→ **Set problem**
In the items below, copy out word for word the lines starting with the one that contains "x-tick-label: Avoided emissions" and going on through the one that contains "508, 87, 518]".

→ **Listed records**
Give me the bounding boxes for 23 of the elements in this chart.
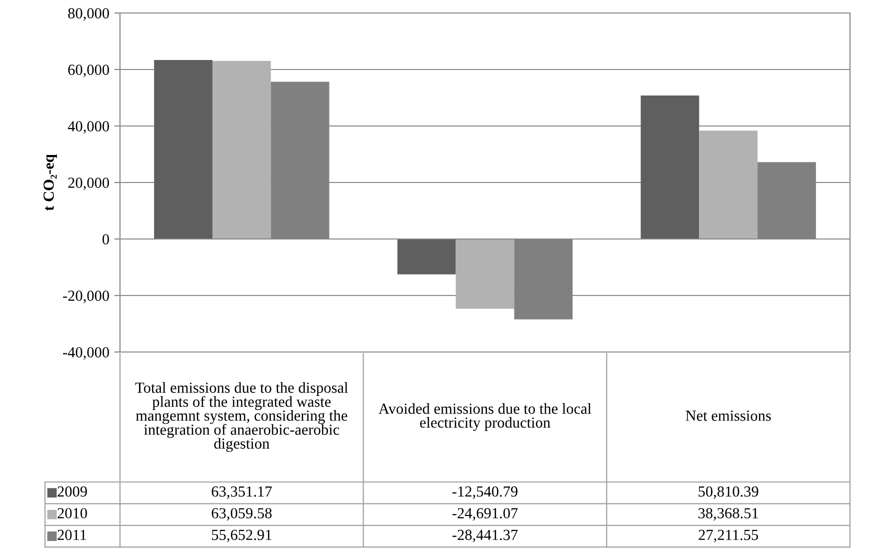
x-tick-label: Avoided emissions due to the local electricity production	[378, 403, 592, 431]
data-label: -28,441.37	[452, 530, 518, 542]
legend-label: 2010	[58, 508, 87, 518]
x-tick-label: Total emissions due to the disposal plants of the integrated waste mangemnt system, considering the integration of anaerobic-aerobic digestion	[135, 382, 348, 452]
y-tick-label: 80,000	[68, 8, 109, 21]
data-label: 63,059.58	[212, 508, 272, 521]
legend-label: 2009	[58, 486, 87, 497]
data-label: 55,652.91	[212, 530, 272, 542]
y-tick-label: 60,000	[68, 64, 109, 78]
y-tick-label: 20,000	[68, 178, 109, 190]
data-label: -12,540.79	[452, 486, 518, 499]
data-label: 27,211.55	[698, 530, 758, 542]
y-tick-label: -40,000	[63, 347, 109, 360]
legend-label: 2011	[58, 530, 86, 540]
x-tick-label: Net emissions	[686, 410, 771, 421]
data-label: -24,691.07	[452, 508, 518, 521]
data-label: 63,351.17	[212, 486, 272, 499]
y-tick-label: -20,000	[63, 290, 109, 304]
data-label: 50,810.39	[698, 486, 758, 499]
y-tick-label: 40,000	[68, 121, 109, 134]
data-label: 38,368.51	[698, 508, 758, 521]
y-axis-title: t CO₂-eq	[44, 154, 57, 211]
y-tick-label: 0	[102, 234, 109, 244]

...

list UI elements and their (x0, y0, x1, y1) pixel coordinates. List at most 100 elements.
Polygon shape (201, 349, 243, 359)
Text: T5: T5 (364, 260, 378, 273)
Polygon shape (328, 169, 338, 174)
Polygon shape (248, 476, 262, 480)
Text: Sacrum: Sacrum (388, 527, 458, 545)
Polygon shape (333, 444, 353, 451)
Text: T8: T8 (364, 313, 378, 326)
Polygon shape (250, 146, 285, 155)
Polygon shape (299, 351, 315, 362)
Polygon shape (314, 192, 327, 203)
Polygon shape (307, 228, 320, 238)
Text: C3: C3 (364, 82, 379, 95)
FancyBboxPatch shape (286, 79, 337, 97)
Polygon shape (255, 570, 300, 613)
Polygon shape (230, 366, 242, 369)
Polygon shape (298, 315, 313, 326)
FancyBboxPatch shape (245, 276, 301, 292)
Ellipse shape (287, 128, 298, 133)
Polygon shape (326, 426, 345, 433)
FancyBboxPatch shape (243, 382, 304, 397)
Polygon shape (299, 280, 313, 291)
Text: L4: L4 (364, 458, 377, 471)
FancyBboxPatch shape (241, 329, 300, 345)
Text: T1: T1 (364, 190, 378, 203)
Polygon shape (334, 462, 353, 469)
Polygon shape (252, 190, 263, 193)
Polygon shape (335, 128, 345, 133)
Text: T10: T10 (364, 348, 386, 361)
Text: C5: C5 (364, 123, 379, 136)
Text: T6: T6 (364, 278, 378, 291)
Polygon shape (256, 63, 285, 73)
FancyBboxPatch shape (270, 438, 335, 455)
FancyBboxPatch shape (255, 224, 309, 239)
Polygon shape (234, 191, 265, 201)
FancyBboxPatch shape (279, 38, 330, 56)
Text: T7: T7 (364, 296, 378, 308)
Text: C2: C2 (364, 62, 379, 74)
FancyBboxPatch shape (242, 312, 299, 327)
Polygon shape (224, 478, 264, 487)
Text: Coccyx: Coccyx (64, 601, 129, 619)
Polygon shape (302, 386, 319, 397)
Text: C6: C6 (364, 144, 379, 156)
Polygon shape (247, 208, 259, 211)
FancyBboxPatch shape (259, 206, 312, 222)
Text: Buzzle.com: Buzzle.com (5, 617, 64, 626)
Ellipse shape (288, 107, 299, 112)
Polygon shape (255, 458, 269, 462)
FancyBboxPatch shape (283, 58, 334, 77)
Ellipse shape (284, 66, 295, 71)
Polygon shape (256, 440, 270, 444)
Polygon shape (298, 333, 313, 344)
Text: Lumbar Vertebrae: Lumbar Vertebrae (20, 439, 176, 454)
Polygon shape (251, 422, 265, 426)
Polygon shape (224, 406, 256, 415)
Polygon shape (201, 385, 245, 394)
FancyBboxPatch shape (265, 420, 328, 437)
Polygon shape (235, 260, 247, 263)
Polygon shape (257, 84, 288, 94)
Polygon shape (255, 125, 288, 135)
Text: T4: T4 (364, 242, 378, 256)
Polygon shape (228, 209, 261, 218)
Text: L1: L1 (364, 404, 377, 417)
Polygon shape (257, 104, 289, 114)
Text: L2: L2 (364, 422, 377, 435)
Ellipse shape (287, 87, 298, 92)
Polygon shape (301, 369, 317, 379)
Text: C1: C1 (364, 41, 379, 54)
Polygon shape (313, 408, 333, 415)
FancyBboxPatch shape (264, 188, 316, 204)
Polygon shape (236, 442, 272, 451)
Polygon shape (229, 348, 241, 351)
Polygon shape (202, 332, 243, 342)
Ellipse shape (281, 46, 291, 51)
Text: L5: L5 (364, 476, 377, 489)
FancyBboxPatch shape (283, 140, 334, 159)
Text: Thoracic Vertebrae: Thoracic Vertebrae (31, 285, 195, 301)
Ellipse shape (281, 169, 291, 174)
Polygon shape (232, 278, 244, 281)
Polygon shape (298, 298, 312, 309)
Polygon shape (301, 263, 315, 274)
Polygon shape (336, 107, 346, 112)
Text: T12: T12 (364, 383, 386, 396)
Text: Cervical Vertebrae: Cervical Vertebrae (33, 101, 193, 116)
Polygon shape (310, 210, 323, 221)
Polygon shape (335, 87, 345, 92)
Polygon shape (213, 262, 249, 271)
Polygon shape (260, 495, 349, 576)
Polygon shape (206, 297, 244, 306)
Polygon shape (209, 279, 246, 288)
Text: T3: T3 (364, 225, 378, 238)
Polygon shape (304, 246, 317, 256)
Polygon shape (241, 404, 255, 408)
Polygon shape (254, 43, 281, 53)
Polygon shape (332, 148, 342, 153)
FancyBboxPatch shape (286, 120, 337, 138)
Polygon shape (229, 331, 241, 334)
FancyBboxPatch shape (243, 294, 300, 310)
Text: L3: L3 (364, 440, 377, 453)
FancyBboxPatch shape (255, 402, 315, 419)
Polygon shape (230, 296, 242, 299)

--

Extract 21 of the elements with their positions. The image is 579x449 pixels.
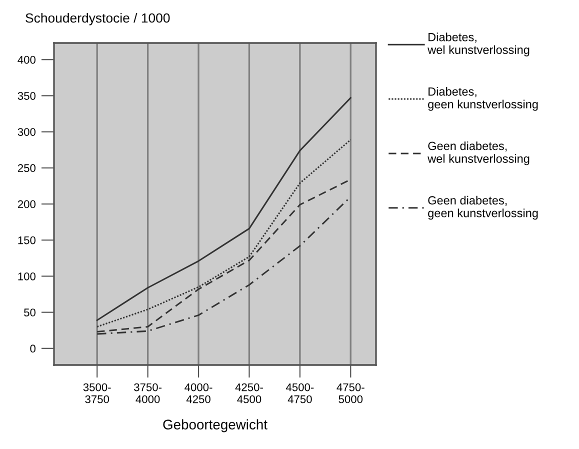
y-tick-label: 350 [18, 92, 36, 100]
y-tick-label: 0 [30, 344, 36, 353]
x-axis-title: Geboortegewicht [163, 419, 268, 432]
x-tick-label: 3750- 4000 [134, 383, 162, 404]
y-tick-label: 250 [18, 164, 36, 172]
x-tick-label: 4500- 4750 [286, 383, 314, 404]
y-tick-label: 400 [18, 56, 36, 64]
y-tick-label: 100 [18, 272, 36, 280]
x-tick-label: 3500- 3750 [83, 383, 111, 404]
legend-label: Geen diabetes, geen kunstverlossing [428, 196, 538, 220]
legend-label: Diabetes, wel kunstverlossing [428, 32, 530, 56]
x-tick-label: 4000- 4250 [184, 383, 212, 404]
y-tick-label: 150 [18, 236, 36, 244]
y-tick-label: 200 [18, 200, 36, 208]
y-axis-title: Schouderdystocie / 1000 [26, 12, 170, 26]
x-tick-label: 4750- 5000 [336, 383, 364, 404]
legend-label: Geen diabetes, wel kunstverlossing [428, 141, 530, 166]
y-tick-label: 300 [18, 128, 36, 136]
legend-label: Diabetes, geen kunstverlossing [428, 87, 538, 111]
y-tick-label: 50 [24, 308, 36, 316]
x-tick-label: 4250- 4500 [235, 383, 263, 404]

→ **Written reply**
x-tick-label: Avoided emissions due to the local electricity production	[378, 403, 592, 431]
data-label: -28,441.37	[452, 530, 518, 542]
legend-label: 2010	[58, 508, 87, 518]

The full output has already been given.